SUPPLIED INFORMATION>
———

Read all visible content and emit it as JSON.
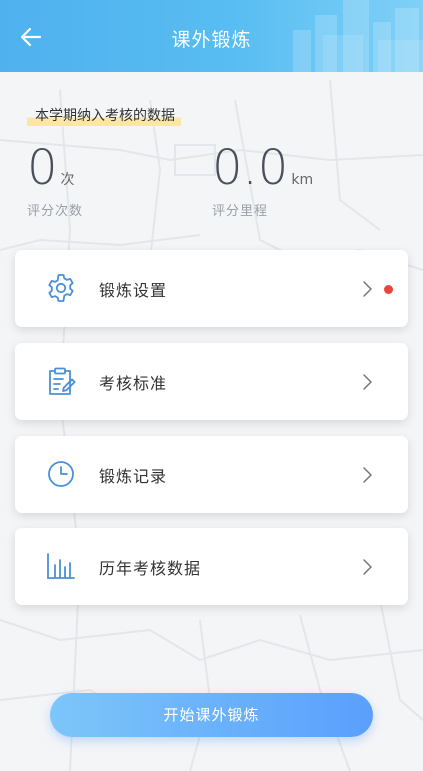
{
  "header": {
    "title": "课外锻炼",
    "back_icon": "back-arrow-icon",
    "background": "#55b7f0"
  },
  "stats": {
    "caption": "本学期纳入考核的数据",
    "count": {
      "value": "0",
      "unit": "次",
      "label": "评分次数"
    },
    "distance": {
      "value": "0.0",
      "unit": "km",
      "label": "评分里程"
    }
  },
  "menu": [
    {
      "label": "锻炼设置",
      "icon": "gear-icon",
      "has_badge": true
    },
    {
      "label": "考核标准",
      "icon": "clipboard-icon",
      "has_badge": false
    },
    {
      "label": "锻炼记录",
      "icon": "clock-icon",
      "has_badge": false
    },
    {
      "label": "历年考核数据",
      "icon": "bar-chart-icon",
      "has_badge": false
    }
  ],
  "start_button": {
    "label": "开始课外锻炼"
  },
  "colors": {
    "accent": "#4a90d9",
    "badge": "#e9453d",
    "button_start": "#7cc6fa",
    "button_end": "#5a9ffc"
  }
}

———

Every line is to be duplicated exactly, though pictures stay out.

Read all visible content and emit it as JSON.
{
  "header": {
    "title": "课外锻炼",
    "back_icon": "back-arrow-icon",
    "background": "#55b7f0"
  },
  "stats": {
    "caption": "本学期纳入考核的数据",
    "count": {
      "value": "0",
      "unit": "次",
      "label": "评分次数"
    },
    "distance": {
      "value": "0.0",
      "unit": "km",
      "label": "评分里程"
    }
  },
  "menu": [
    {
      "label": "锻炼设置",
      "icon": "gear-icon",
      "has_badge": true
    },
    {
      "label": "考核标准",
      "icon": "clipboard-icon",
      "has_badge": false
    },
    {
      "label": "锻炼记录",
      "icon": "clock-icon",
      "has_badge": false
    },
    {
      "label": "历年考核数据",
      "icon": "bar-chart-icon",
      "has_badge": false
    }
  ],
  "start_button": {
    "label": "开始课外锻炼"
  },
  "colors": {
    "accent": "#4a90d9",
    "badge": "#e9453d",
    "button_start": "#7cc6fa",
    "button_end": "#5a9ffc"
  }
}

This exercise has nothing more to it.